(Stored records)
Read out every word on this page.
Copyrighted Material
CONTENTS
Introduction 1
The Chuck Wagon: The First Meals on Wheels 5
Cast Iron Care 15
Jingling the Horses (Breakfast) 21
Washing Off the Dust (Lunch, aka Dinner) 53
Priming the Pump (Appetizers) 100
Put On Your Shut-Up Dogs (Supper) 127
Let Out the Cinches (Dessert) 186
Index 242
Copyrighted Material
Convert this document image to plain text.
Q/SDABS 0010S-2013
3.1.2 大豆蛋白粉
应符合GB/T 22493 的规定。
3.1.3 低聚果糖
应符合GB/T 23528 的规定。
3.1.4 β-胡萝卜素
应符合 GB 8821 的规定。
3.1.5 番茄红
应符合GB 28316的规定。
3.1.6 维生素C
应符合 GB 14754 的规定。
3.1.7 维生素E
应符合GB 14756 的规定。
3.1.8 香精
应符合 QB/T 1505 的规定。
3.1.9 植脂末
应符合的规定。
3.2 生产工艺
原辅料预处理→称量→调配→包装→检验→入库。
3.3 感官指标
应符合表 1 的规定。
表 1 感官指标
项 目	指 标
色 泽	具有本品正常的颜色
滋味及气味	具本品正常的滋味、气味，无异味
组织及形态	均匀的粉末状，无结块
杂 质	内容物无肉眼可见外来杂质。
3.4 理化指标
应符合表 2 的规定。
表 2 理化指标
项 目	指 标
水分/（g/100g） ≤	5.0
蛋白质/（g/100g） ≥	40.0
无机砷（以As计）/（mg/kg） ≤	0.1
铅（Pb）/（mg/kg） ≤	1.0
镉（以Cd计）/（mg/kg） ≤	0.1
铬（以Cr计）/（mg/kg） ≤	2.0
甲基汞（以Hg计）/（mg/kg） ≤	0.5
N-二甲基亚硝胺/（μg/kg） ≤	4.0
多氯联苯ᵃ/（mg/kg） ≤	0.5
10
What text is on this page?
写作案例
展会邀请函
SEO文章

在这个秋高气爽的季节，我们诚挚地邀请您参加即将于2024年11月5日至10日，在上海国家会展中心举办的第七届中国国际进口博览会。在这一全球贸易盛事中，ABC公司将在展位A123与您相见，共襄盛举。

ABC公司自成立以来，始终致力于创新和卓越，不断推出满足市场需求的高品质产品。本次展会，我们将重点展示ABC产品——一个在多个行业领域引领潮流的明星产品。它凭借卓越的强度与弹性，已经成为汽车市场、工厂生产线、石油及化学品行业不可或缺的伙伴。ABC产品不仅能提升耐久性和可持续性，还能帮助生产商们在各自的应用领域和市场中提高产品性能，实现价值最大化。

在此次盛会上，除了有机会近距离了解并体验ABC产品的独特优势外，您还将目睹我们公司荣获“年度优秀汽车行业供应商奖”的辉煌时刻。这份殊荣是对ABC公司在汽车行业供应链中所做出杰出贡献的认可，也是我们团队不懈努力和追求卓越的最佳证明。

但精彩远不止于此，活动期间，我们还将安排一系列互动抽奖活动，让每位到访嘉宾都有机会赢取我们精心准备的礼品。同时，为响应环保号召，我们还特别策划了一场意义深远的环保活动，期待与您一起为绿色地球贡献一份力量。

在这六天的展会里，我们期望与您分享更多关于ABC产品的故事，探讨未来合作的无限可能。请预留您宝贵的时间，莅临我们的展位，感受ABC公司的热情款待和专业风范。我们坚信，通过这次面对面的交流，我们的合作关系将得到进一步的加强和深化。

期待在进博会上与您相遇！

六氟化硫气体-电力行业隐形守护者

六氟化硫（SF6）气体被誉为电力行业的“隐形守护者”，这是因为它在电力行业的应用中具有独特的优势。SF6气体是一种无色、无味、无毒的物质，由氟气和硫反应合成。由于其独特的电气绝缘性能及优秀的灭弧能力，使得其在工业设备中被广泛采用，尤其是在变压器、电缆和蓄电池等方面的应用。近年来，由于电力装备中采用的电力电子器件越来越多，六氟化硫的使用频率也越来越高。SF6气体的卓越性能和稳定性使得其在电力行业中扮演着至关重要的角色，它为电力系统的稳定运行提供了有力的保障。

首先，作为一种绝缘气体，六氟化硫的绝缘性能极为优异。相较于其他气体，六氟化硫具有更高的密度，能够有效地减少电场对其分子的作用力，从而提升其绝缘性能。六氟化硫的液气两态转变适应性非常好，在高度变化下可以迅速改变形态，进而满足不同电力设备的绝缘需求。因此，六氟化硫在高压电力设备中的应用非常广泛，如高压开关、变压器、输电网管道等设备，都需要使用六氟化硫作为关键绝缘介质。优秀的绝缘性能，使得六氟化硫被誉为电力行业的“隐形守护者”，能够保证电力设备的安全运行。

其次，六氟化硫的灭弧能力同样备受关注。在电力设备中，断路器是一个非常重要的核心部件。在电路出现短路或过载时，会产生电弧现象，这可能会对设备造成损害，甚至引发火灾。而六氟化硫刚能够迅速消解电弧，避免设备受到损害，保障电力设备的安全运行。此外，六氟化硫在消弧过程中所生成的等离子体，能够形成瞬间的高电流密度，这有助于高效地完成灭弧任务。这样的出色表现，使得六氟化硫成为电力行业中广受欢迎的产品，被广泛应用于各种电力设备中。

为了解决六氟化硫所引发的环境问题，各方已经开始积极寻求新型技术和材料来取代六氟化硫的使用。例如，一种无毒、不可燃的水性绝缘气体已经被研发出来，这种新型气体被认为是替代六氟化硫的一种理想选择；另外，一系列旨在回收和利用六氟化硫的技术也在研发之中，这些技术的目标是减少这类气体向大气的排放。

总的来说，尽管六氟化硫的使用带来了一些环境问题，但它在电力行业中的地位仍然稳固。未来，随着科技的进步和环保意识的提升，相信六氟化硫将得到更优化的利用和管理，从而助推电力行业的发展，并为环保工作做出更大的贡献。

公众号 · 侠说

» **SET TASK**: Write out all records exactly, keeping every detail.

» **ANSWER TO THE PROBLEM**:
Read out every word on this page.
Copyrighted Material
CONTENTS
Introduction 1
The Chuck Wagon: The First Meals on Wheels 5
Cast Iron Care 15
Jingling the Horses (Breakfast) 21
Washing Off the Dust (Lunch, aka Dinner) 53
Priming the Pump (Appetizers) 100
Put On Your Shut-Up Dogs (Supper) 127
Let Out the Cinches (Dessert) 186
Index 242
Copyrighted Material
Convert this document image to plain text.
Q/SDABS 0010S-2013
3.1.2 大豆蛋白粉
应符合GB/T 22493 的规定。
3.1.3 低聚果糖
应符合GB/T 23528 的规定。
3.1.4 β-胡萝卜素
应符合 GB 8821 的规定。
3.1.5 番茄红
应符合GB 28316的规定。
3.1.6 维生素C
应符合 GB 14754 的规定。
3.1.7 维生素E
应符合GB 14756 的规定。
3.1.8 香精
应符合 QB/T 1505 的规定。
3.1.9 植脂末
应符合的规定。
3.2 生产工艺
原辅料预处理→称量→调配→包装→检验→入库。
3.3 感官指标
应符合表 1 的规定。
表 1 感官指标
项 目	指 标
色 泽	具有本品正常的颜色
滋味及气味	具本品正常的滋味、气味，无异味
组织及形态	均匀的粉末状，无结块
杂 质	内容物无肉眼可见外来杂质。
3.4 理化指标
应符合表 2 的规定。
表 2 理化指标
项 目	指 标
水分/（g/100g） ≤	5.0
蛋白质/（g/100g） ≥	40.0
无机砷（以As计）/（mg/kg） ≤	0.1
铅（Pb）/（mg/kg） ≤	1.0
镉（以Cd计）/（mg/kg） ≤	0.1
铬（以Cr计）/（mg/kg） ≤	2.0
甲基汞（以Hg计）/（mg/kg） ≤	0.5
N-二甲基亚硝胺/（μg/kg） ≤	4.0
多氯联苯ᵃ/（mg/kg） ≤	0.5
10
What text is on this page?
写作案例
展会邀请函
SEO文章

在这个秋高气爽的季节，我们诚挚地邀请您参加即将于2024年11月5日至10日，在上海国家会展中心举办的第七届中国国际进口博览会。在这一全球贸易盛事中，ABC公司将在展位A123与您相见，共襄盛举。

ABC公司自成立以来，始终致力于创新和卓越，不断推出满足市场需求的高品质产品。本次展会，我们将重点展示ABC产品——一个在多个行业领域引领潮流的明星产品。它凭借卓越的强度与弹性，已经成为汽车市场、工厂生产线、石油及化学品行业不可或缺的伙伴。ABC产品不仅能提升耐久性和可持续性，还能帮助生产商们在各自的应用领域和市场中提高产品性能，实现价值最大化。

在此次盛会上，除了有机会近距离了解并体验ABC产品的独特优势外，您还将目睹我们公司荣获“年度优秀汽车行业供应商奖”的辉煌时刻。这份殊荣是对ABC公司在汽车行业供应链中所做出杰出贡献的认可，也是我们团队不懈努力和追求卓越的最佳证明。

但精彩远不止于此，活动期间，我们还将安排一系列互动抽奖活动，让每位到访嘉宾都有机会赢取我们精心准备的礼品。同时，为响应环保号召，我们还特别策划了一场意义深远的环保活动，期待与您一起为绿色地球贡献一份力量。

在这六天的展会里，我们期望与您分享更多关于ABC产品的故事，探讨未来合作的无限可能。请预留您宝贵的时间，莅临我们的展位，感受ABC公司的热情款待和专业风范。我们坚信，通过这次面对面的交流，我们的合作关系将得到进一步的加强和深化。

期待在进博会上与您相遇！

六氟化硫气体-电力行业隐形守护者

六氟化硫（SF6）气体被誉为电力行业的“隐形守护者”，这是因为它在电力行业的应用中具有独特的优势。SF6气体是一种无色、无味、无毒的物质，由氟气和硫反应合成。由于其独特的电气绝缘性能及优秀的灭弧能力，使得其在工业设备中被广泛采用，尤其是在变压器、电缆和蓄电池等方面的应用。近年来，由于电力装备中采用的电力电子器件越来越多，六氟化硫的使用频率也越来越高。SF6气体的卓越性能和稳定性使得其在电力行业中扮演着至关重要的角色，它为电力系统的稳定运行提供了有力的保障。

首先，作为一种绝缘气体，六氟化硫的绝缘性能极为优异。相较于其他气体，六氟化硫具有更高的密度，能够有效地减少电场对其分子的作用力，从而提升其绝缘性能。六氟化硫的液气两态转变适应性非常好，在高度变化下可以迅速改变形态，进而满足不同电力设备的绝缘需求。因此，六氟化硫在高压电力设备中的应用非常广泛，如高压开关、变压器、输电网管道等设备，都需要使用六氟化硫作为关键绝缘介质。优秀的绝缘性能，使得六氟化硫被誉为电力行业的“隐形守护者”，能够保证电力设备的安全运行。

其次，六氟化硫的灭弧能力同样备受关注。在电力设备中，断路器是一个非常重要的核心部件。在电路出现短路或过载时，会产生电弧现象，这可能会对设备造成损害，甚至引发火灾。而六氟化硫刚能够迅速消解电弧，避免设备受到损害，保障电力设备的安全运行。此外，六氟化硫在消弧过程中所生成的等离子体，能够形成瞬间的高电流密度，这有助于高效地完成灭弧任务。这样的出色表现，使得六氟化硫成为电力行业中广受欢迎的产品，被广泛应用于各种电力设备中。

为了解决六氟化硫所引发的环境问题，各方已经开始积极寻求新型技术和材料来取代六氟化硫的使用。例如，一种无毒、不可燃的水性绝缘气体已经被研发出来，这种新型气体被认为是替代六氟化硫的一种理想选择；另外，一系列旨在回收和利用六氟化硫的技术也在研发之中，这些技术的目标是减少这类气体向大气的排放。

总的来说，尽管六氟化硫的使用带来了一些环境问题，但它在电力行业中的地位仍然稳固。未来，随着科技的进步和环保意识的提升，相信六氟化硫将得到更优化的利用和管理，从而助推电力行业的发展，并为环保工作做出更大的贡献。

公众号 · 侠说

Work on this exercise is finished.